Collection entries
○ ○ ○ ○

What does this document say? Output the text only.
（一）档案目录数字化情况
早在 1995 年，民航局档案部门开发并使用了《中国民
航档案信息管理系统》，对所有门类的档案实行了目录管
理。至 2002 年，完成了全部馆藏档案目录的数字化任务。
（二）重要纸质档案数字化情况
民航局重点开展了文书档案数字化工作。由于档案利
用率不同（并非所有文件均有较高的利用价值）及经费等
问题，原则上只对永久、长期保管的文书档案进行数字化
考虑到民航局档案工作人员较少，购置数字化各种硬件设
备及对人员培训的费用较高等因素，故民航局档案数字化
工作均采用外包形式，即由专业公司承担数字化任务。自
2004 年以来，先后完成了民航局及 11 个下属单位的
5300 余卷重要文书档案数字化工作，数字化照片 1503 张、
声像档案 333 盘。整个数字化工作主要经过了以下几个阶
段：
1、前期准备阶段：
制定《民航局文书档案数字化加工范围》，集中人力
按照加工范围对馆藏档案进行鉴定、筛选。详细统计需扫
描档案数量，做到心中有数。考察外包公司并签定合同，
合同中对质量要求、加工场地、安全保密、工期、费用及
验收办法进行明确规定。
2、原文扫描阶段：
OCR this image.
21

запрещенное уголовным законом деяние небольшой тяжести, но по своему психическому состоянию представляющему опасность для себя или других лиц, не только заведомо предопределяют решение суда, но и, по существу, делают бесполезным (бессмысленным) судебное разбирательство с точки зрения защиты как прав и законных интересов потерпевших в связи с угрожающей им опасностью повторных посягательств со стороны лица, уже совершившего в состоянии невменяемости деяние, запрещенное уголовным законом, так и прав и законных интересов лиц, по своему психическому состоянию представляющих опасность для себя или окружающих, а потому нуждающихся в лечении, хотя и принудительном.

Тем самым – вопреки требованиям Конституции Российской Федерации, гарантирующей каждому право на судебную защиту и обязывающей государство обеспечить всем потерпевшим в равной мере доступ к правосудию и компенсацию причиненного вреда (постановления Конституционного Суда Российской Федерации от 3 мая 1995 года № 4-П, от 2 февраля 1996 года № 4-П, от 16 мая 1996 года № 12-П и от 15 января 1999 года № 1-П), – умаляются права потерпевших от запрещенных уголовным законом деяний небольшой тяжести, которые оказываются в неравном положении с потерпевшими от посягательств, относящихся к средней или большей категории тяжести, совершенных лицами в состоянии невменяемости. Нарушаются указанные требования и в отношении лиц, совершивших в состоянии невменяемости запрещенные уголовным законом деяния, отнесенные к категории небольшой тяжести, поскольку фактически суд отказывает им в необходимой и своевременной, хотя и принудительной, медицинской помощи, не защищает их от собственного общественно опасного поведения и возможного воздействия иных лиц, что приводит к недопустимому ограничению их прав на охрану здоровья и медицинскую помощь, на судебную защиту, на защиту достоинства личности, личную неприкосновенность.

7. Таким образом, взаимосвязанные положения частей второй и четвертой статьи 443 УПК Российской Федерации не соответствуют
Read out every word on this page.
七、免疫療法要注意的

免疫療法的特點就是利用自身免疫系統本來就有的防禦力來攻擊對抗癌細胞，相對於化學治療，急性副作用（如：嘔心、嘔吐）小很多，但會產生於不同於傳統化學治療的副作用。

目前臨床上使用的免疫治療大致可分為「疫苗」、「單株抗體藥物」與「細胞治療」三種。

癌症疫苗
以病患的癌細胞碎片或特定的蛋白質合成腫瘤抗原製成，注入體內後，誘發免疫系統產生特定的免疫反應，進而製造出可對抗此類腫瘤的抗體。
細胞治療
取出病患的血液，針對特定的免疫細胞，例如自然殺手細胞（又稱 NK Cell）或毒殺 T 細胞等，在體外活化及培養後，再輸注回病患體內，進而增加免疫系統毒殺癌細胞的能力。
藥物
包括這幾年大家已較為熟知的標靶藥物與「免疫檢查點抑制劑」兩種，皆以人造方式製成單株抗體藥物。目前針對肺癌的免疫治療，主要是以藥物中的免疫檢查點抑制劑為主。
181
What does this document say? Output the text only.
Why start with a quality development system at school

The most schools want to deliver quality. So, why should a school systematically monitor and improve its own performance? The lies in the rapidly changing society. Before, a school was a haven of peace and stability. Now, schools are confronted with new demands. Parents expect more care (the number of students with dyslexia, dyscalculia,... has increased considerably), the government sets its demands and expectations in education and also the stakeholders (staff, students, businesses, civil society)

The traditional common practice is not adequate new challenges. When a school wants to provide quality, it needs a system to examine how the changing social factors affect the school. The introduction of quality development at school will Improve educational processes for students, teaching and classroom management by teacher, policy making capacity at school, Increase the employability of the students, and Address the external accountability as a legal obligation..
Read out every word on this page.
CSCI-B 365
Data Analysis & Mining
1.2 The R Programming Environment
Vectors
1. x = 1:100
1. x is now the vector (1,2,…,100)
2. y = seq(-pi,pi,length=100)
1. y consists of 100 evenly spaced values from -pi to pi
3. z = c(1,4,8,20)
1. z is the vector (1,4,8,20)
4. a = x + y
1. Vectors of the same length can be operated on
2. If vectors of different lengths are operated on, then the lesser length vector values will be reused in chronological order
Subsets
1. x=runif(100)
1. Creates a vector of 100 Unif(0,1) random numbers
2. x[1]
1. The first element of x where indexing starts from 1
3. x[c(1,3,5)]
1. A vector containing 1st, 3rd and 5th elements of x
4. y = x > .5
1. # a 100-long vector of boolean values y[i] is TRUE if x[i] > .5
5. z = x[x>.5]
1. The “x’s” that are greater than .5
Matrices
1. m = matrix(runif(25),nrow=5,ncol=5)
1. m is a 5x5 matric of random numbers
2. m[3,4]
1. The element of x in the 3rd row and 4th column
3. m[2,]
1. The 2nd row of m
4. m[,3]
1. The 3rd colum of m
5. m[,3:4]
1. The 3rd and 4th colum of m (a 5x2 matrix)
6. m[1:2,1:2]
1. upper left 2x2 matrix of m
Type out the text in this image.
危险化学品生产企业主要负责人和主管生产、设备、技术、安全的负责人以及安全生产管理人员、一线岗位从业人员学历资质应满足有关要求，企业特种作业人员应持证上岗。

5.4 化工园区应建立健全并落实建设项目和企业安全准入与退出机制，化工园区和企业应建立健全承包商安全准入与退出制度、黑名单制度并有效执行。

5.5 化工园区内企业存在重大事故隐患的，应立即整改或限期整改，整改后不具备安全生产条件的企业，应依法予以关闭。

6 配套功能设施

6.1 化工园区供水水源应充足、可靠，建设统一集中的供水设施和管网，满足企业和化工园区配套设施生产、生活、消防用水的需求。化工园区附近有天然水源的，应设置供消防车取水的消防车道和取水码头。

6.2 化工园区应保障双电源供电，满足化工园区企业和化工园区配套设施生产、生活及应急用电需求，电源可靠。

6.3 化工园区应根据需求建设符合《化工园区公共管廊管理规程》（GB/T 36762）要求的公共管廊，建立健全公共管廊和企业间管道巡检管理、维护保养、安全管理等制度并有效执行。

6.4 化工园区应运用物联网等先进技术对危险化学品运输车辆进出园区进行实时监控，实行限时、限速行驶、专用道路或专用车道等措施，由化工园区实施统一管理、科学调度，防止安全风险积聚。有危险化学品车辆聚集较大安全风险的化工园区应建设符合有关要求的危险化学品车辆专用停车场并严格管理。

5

○ ○ ○ ○

TASK STATEMENT:
Copy every line above that holds the word "length".

OUTPUT OF THE EXERCISE:
2. y = seq(-pi,pi,length=100)
1. Vectors of the same length can be operated on
2. If vectors of different lengths are operated on, then the lesser length vector values will be reused in chronological order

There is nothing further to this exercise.